Stored dataset items:
---

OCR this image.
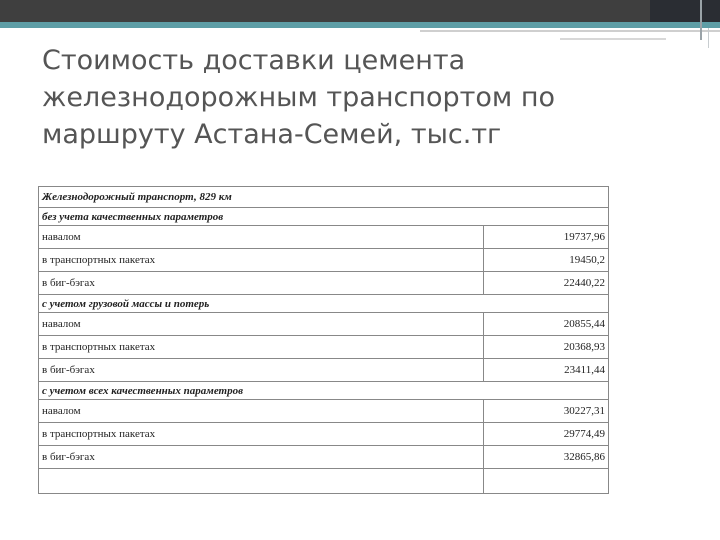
Стоимость доставки цемента железнодорожным транспортом по маршруту Астана-Семей, тыс.тг
Железнодорожный транспорт, 829 км	
без учета качественных параметров	
навалом	19737,96
в транспортных пакетах	19450,2
в биг-бэгах	22440,22
с учетом грузовой массы и потерь	
навалом	20855,44
в транспортных пакетах	20368,93
в биг-бэгах	23411,44
с учетом всех качественных параметров	
навалом	30227,31
в транспортных пакетах	29774,49
в биг-бэгах	32865,86
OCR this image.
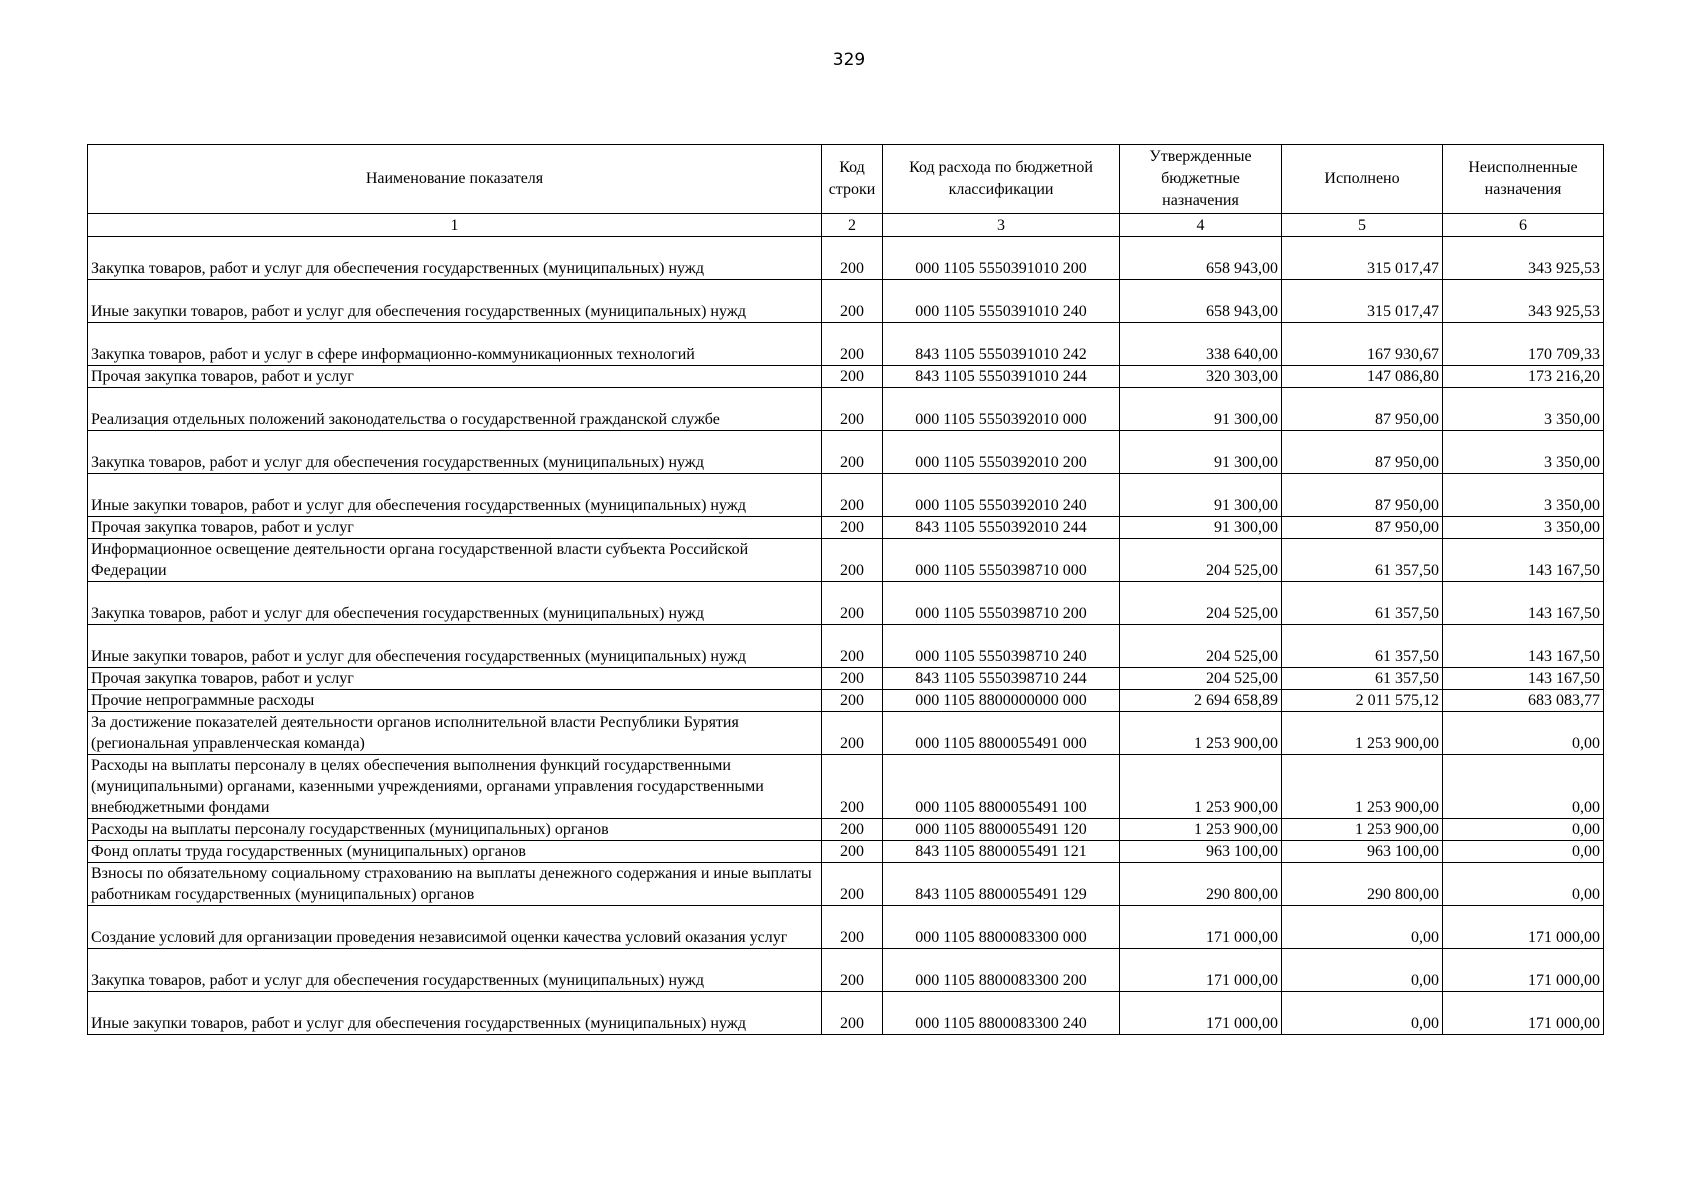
329
Наименование показателя	Код строки	Код расхода по бюджетной классификации	Утвержденные бюджетные назначения	Исполнено	Неисполненные назначения
1	2	3	4	5	6
Закупка товаров, работ и услуг для обеспечения государственных (муниципальных) нужд	200	000 1105 5550391010 200	658 943,00	315 017,47	343 925,53
Иные закупки товаров, работ и услуг для обеспечения государственных (муниципальных) нужд	200	000 1105 5550391010 240	658 943,00	315 017,47	343 925,53
Закупка товаров, работ и услуг в сфере информационно-коммуникационных технологий	200	843 1105 5550391010 242	338 640,00	167 930,67	170 709,33
Прочая закупка товаров, работ и услуг	200	843 1105 5550391010 244	320 303,00	147 086,80	173 216,20
Реализация отдельных положений законодательства о государственной гражданской службе	200	000 1105 5550392010 000	91 300,00	87 950,00	3 350,00
Закупка товаров, работ и услуг для обеспечения государственных (муниципальных) нужд	200	000 1105 5550392010 200	91 300,00	87 950,00	3 350,00
Иные закупки товаров, работ и услуг для обеспечения государственных (муниципальных) нужд	200	000 1105 5550392010 240	91 300,00	87 950,00	3 350,00
Прочая закупка товаров, работ и услуг	200	843 1105 5550392010 244	91 300,00	87 950,00	3 350,00
Информационное освещение деятельности органа государственной власти субъекта Российской Федерации	200	000 1105 5550398710 000	204 525,00	61 357,50	143 167,50
Закупка товаров, работ и услуг для обеспечения государственных (муниципальных) нужд	200	000 1105 5550398710 200	204 525,00	61 357,50	143 167,50
Иные закупки товаров, работ и услуг для обеспечения государственных (муниципальных) нужд	200	000 1105 5550398710 240	204 525,00	61 357,50	143 167,50
Прочая закупка товаров, работ и услуг	200	843 1105 5550398710 244	204 525,00	61 357,50	143 167,50
Прочие непрограммные расходы	200	000 1105 8800000000 000	2 694 658,89	2 011 575,12	683 083,77
За достижение показателей деятельности органов исполнительной власти Республики Бурятия (региональная управленческая команда)	200	000 1105 8800055491 000	1 253 900,00	1 253 900,00	0,00
Расходы на выплаты персоналу в целях обеспечения выполнения функций государственными (муниципальными) органами, казенными учреждениями, органами управления государственными внебюджетными фондами	200	000 1105 8800055491 100	1 253 900,00	1 253 900,00	0,00
Расходы на выплаты персоналу государственных (муниципальных) органов	200	000 1105 8800055491 120	1 253 900,00	1 253 900,00	0,00
Фонд оплаты труда государственных (муниципальных) органов	200	843 1105 8800055491 121	963 100,00	963 100,00	0,00
Взносы по обязательному социальному страхованию на выплаты денежного содержания и иные выплаты работникам государственных (муниципальных) органов	200	843 1105 8800055491 129	290 800,00	290 800,00	0,00
Создание условий для организации проведения независимой оценки качества условий оказания услуг	200	000 1105 8800083300 000	171 000,00	0,00	171 000,00
Закупка товаров, работ и услуг для обеспечения государственных (муниципальных) нужд	200	000 1105 8800083300 200	171 000,00	0,00	171 000,00
Иные закупки товаров, работ и услуг для обеспечения государственных (муниципальных) нужд	200	000 1105 8800083300 240	171 000,00	0,00	171 000,00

---

Exercise aim:
For each line in the data above that contains the string "навалом", extract the line.

Full answer:
навалом	19737,96
навалом	20855,44
навалом	30227,31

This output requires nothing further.